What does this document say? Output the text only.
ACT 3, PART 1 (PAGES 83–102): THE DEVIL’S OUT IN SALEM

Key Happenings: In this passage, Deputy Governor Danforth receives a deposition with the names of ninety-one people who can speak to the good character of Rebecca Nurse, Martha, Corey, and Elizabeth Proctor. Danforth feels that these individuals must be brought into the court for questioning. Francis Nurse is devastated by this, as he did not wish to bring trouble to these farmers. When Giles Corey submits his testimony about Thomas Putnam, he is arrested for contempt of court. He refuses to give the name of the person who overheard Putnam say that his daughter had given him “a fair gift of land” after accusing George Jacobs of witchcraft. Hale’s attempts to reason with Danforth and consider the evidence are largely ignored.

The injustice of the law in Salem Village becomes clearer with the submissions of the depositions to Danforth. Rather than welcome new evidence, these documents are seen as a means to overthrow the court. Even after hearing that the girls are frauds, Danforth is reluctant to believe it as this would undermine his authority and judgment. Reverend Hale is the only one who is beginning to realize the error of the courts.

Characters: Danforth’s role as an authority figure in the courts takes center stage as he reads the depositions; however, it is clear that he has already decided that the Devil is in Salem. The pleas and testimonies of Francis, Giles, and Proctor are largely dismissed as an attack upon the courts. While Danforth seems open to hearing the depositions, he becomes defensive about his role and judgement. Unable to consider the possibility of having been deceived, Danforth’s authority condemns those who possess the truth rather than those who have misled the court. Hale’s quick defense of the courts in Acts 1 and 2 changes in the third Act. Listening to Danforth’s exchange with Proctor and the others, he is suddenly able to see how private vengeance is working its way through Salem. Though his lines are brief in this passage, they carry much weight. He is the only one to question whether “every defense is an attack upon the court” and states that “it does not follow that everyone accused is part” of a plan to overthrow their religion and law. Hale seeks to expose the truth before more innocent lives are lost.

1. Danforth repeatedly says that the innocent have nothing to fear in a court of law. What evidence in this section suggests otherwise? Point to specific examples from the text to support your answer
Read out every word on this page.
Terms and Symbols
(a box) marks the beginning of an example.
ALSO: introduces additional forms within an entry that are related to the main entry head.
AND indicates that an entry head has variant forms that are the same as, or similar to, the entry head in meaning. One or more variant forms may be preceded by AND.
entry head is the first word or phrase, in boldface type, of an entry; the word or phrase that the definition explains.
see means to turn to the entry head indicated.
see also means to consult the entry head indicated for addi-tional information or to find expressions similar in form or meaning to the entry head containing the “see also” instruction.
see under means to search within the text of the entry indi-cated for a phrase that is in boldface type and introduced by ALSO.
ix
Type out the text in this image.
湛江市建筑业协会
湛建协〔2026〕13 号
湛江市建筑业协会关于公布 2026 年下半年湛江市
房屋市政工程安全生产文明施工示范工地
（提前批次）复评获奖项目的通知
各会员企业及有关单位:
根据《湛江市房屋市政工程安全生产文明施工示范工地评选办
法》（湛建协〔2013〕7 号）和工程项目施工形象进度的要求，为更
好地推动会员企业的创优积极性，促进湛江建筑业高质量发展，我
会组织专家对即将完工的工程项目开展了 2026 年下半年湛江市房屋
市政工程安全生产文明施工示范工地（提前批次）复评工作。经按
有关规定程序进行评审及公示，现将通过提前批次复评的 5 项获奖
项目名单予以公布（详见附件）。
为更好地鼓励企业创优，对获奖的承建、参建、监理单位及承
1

_YOUR INSTRUCTIONS:_ Locate and copy each line in the data above that includes the word "text".

_FULL OUTPUT:_
What does this document say? Output the text only.
1. Danforth repeatedly says that the innocent have nothing to fear in a court of law. What evidence in this section suggests otherwise? Point to specific examples from the text to support your answer
see under means to search within the text of the entry indi-cated for a phrase that is in boldface type and introduced by ALSO.
Type out the text in this image.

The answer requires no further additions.